» **WORK REQUIRED**: Look through the records below and give the number of lines holding the string "life", nothing more.

» **RECORDS SHOWN**:

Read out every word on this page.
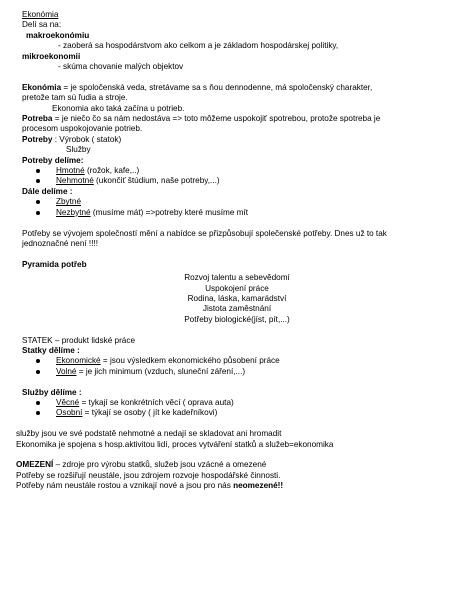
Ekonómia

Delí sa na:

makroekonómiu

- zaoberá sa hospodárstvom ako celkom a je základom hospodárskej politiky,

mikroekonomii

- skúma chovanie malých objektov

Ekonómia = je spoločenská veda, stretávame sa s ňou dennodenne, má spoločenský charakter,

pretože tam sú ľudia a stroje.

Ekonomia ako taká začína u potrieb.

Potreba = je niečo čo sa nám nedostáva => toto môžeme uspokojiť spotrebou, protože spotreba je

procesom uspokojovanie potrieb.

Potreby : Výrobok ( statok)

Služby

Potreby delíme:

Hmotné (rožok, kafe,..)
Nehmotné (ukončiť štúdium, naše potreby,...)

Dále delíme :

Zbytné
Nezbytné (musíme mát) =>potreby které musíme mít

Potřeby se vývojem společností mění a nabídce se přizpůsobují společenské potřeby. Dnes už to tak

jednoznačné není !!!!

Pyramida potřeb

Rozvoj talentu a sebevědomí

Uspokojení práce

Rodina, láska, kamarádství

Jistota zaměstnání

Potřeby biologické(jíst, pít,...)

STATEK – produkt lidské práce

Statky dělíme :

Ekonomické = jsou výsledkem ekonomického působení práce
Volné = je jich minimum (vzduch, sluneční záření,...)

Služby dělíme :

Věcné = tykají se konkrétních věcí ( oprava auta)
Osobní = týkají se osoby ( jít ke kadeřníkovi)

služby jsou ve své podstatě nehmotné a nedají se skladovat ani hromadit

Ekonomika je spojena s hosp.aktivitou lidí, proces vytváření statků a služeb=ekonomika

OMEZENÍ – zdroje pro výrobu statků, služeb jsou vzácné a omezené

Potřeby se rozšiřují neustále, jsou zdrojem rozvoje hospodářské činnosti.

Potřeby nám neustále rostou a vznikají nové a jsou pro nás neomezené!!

--

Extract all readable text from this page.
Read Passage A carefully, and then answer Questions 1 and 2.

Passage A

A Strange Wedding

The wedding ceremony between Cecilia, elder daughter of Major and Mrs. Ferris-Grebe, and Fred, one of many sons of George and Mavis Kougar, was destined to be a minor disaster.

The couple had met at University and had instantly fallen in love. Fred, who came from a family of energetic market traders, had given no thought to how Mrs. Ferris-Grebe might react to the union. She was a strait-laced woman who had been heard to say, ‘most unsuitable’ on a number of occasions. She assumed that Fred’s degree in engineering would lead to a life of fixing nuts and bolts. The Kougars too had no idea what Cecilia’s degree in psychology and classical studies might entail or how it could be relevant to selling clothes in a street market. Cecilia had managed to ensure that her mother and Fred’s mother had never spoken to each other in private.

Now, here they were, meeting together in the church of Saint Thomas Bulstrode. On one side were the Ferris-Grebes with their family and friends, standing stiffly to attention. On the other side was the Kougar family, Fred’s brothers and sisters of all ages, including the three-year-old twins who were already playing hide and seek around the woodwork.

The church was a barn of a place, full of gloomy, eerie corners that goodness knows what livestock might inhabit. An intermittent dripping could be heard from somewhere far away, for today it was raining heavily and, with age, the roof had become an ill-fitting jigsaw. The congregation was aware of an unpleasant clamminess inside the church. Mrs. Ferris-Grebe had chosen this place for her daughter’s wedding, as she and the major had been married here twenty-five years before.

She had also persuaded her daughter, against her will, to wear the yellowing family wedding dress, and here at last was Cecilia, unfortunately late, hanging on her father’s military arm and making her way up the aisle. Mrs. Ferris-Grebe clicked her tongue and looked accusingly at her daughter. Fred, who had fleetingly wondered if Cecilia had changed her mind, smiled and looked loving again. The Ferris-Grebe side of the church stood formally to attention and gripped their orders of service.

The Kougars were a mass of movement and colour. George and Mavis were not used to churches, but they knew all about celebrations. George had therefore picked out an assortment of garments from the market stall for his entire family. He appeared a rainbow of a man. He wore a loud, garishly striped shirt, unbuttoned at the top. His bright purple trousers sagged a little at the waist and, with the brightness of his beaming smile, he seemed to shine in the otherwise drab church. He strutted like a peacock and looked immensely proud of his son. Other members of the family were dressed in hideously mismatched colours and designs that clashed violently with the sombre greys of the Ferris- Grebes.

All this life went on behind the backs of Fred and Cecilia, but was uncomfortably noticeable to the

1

» **EXERCISE RESPONSE**: 2